*** SUPPLIED MATERIAL ***
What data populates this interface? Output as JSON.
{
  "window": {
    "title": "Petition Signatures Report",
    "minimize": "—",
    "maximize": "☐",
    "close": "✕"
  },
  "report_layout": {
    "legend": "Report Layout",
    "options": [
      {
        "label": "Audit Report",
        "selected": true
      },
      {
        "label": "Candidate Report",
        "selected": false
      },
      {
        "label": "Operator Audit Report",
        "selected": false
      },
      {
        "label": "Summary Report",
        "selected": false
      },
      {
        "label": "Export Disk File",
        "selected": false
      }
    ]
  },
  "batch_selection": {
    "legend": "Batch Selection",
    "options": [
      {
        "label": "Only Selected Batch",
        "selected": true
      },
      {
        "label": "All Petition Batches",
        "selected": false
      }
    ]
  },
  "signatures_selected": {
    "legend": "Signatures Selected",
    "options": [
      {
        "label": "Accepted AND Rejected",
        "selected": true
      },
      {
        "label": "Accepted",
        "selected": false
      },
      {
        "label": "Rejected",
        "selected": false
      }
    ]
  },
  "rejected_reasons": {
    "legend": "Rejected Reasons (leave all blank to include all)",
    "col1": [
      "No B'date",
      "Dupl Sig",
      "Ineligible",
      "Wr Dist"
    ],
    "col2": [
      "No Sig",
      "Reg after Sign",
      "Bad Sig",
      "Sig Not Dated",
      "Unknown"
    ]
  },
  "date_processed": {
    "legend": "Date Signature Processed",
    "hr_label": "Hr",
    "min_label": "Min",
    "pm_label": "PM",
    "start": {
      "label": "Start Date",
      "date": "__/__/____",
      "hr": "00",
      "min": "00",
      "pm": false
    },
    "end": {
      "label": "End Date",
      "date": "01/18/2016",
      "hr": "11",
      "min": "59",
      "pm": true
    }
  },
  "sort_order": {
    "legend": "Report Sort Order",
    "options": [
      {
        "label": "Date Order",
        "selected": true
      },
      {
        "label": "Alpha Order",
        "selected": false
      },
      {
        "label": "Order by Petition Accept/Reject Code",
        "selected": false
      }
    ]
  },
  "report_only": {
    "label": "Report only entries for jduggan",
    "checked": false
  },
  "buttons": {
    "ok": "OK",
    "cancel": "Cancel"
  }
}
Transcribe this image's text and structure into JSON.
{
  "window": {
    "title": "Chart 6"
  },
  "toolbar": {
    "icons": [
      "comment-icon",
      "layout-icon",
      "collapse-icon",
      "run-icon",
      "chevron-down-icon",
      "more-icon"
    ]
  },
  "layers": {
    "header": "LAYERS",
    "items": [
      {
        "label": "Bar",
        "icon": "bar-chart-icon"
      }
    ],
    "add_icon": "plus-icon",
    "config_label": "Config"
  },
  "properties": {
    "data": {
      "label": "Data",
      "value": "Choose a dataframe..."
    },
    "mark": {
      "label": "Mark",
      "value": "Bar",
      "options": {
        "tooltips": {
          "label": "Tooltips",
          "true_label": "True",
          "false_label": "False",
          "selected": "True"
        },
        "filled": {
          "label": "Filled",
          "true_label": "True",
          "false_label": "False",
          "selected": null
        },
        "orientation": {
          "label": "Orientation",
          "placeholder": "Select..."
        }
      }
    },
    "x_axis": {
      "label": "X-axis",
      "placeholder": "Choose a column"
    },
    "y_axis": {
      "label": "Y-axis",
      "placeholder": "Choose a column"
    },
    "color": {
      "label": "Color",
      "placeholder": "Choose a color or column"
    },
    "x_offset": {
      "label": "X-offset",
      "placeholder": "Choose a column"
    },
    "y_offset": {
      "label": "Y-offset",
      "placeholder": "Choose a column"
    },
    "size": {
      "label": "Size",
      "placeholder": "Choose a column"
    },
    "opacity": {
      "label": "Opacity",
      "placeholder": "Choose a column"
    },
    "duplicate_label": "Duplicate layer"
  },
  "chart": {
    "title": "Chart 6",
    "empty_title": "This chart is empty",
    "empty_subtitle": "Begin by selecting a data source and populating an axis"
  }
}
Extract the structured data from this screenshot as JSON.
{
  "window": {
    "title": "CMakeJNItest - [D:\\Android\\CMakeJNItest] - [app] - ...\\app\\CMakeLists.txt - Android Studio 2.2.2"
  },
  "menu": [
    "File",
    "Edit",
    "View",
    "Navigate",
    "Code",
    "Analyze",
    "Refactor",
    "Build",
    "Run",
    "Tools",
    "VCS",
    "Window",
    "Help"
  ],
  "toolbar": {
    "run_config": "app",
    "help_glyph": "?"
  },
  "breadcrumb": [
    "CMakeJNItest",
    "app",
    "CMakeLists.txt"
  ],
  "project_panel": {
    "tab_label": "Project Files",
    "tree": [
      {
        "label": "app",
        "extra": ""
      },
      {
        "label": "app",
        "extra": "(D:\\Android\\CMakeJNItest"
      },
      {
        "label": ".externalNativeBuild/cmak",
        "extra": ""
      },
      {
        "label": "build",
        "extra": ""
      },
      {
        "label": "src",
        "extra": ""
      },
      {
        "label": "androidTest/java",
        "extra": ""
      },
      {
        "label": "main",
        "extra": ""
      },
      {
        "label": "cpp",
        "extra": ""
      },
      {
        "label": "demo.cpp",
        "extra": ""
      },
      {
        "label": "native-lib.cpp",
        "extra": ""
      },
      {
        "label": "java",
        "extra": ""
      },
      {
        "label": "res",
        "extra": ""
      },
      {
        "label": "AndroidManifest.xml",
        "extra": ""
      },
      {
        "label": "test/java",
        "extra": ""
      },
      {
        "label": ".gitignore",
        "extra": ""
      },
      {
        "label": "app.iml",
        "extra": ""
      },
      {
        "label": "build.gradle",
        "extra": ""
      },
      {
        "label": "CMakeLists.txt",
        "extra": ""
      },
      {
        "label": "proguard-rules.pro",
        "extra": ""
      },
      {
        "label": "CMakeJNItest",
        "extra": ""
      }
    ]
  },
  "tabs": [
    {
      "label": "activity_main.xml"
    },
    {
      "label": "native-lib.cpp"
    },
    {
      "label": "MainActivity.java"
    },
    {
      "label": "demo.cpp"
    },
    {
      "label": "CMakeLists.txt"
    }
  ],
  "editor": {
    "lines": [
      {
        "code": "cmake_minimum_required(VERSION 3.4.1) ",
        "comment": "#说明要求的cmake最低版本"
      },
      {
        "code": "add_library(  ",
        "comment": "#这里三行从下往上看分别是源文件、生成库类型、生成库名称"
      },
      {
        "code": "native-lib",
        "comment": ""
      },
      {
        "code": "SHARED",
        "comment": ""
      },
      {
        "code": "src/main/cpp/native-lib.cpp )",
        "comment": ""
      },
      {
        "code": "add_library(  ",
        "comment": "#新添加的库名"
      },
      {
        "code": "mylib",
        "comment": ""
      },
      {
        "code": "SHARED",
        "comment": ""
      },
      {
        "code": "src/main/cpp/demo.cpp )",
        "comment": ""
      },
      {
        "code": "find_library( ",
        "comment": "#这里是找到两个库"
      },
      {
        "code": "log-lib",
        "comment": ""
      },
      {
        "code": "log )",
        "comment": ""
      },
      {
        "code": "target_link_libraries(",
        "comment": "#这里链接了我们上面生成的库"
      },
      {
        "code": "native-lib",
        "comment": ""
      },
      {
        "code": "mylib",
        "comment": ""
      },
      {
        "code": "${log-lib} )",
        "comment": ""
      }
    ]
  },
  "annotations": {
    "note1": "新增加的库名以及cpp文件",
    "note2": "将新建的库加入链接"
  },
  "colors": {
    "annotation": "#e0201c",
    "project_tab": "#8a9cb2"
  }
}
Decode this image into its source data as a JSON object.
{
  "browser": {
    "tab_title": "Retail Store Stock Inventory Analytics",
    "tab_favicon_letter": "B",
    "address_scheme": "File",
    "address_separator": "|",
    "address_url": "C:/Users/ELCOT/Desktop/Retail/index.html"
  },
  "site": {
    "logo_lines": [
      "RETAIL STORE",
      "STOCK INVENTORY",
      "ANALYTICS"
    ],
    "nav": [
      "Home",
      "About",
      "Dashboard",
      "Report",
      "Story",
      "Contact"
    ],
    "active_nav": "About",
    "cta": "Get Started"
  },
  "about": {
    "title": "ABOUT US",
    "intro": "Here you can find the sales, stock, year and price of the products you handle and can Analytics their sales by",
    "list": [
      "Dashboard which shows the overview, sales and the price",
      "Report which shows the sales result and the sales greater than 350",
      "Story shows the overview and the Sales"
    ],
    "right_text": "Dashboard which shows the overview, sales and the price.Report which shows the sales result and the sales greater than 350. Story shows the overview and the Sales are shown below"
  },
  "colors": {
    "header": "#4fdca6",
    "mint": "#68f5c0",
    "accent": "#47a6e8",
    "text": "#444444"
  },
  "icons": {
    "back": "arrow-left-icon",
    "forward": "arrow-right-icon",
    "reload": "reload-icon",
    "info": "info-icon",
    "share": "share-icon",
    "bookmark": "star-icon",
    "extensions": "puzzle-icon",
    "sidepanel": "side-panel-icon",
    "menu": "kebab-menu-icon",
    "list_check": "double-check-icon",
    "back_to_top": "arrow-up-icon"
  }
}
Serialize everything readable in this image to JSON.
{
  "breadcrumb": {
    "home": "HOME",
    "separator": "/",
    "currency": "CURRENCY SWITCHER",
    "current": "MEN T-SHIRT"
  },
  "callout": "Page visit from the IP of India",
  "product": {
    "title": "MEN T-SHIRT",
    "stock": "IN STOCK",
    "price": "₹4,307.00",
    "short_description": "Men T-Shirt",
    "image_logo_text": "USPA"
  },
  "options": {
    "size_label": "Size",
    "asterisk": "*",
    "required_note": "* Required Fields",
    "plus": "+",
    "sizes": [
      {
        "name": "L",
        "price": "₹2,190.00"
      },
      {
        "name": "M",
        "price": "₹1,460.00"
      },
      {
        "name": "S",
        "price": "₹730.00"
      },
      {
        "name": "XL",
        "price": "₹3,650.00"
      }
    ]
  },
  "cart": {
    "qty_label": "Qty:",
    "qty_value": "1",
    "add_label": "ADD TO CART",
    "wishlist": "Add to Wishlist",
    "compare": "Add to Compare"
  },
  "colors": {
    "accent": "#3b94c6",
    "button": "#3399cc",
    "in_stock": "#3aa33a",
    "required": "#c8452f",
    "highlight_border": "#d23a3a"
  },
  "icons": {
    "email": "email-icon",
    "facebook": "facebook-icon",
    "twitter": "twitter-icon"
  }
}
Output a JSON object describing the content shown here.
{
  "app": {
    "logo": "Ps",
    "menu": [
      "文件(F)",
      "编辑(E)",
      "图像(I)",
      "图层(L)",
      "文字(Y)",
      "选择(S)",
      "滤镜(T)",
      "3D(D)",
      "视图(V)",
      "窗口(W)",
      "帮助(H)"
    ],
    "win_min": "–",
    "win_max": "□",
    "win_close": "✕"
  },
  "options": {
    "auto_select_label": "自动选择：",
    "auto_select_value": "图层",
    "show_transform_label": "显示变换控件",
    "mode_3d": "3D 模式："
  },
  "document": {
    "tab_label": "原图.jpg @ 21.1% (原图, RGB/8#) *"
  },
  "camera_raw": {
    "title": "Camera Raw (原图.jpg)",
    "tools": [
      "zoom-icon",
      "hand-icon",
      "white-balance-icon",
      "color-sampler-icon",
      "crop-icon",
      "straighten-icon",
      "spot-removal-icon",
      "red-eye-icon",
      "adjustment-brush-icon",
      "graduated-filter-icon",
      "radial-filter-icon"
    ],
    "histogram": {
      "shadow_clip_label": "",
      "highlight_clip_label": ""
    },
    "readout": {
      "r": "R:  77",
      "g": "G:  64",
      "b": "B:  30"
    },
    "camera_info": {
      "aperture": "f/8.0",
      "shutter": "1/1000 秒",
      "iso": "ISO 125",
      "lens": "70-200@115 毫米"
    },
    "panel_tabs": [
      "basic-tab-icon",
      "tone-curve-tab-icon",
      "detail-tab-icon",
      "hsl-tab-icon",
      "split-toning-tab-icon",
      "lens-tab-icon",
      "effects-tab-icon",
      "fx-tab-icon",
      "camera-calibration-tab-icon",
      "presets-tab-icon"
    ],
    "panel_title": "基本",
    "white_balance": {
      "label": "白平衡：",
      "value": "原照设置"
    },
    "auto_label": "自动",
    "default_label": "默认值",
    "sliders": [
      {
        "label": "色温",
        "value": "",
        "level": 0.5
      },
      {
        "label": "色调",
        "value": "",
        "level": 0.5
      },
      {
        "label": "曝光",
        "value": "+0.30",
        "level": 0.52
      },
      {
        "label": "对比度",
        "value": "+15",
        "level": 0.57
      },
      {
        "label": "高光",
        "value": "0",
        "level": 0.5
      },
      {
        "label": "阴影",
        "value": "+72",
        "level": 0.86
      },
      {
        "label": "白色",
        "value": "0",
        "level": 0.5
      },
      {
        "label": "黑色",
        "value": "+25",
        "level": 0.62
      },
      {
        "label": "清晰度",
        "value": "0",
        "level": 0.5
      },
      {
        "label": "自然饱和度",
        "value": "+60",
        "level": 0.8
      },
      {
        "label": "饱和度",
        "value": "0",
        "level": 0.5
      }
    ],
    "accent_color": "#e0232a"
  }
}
***
Copy each line above where the string "which" occurs.

§ SOLVED PROBLEM:
      "Dashboard which shows the overview, sales and the price",
      "Report which shows the sales result and the sales greater than 350",
    "right_text": "Dashboard which shows the overview, sales and the price.Report which shows the sales result and the sales greater than 350. Story shows the overview and the Sales are shown below"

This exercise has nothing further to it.